* [EXTRACTED MATERIAL]:
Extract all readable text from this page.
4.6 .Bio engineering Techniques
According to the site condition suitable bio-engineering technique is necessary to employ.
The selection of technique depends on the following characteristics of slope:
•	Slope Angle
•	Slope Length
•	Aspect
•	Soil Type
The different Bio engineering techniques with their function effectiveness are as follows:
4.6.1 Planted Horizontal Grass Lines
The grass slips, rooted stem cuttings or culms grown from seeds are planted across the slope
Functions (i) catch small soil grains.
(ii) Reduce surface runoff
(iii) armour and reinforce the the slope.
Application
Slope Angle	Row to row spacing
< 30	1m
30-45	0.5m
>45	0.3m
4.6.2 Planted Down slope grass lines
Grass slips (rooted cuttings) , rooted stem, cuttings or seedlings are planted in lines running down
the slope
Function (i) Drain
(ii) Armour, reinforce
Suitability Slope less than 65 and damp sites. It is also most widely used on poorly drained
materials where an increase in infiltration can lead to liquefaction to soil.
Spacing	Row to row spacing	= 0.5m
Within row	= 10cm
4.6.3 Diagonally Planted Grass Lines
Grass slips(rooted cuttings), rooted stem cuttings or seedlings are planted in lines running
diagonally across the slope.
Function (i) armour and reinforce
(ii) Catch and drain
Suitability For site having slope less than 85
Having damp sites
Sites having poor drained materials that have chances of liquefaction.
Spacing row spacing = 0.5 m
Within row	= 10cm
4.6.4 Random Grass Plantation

* [WHAT TO PRODUCE]: Reproduce each entry word for word.

* [OUTPUT]:
Extract all readable text from this page.
4.6 .Bio engineering Techniques
According to the site condition suitable bio-engineering technique is necessary to employ.
The selection of technique depends on the following characteristics of slope:
•	Slope Angle
•	Slope Length
•	Aspect
•	Soil Type
The different Bio engineering techniques with their function effectiveness are as follows:
4.6.1 Planted Horizontal Grass Lines
The grass slips, rooted stem cuttings or culms grown from seeds are planted across the slope
Functions (i) catch small soil grains.
(ii) Reduce surface runoff
(iii) armour and reinforce the the slope.
Application
Slope Angle	Row to row spacing
< 30	1m
30-45	0.5m
>45	0.3m
4.6.2 Planted Down slope grass lines
Grass slips (rooted cuttings) , rooted stem, cuttings or seedlings are planted in lines running down
the slope
Function (i) Drain
(ii) Armour, reinforce
Suitability Slope less than 65 and damp sites. It is also most widely used on poorly drained
materials where an increase in infiltration can lead to liquefaction to soil.
Spacing	Row to row spacing	= 0.5m
Within row	= 10cm
4.6.3 Diagonally Planted Grass Lines
Grass slips(rooted cuttings), rooted stem cuttings or seedlings are planted in lines running
diagonally across the slope.
Function (i) armour and reinforce
(ii) Catch and drain
Suitability For site having slope less than 85
Having damp sites
Sites having poor drained materials that have chances of liquefaction.
Spacing row spacing = 0.5 m
Within row	= 10cm
4.6.4 Random Grass Plantation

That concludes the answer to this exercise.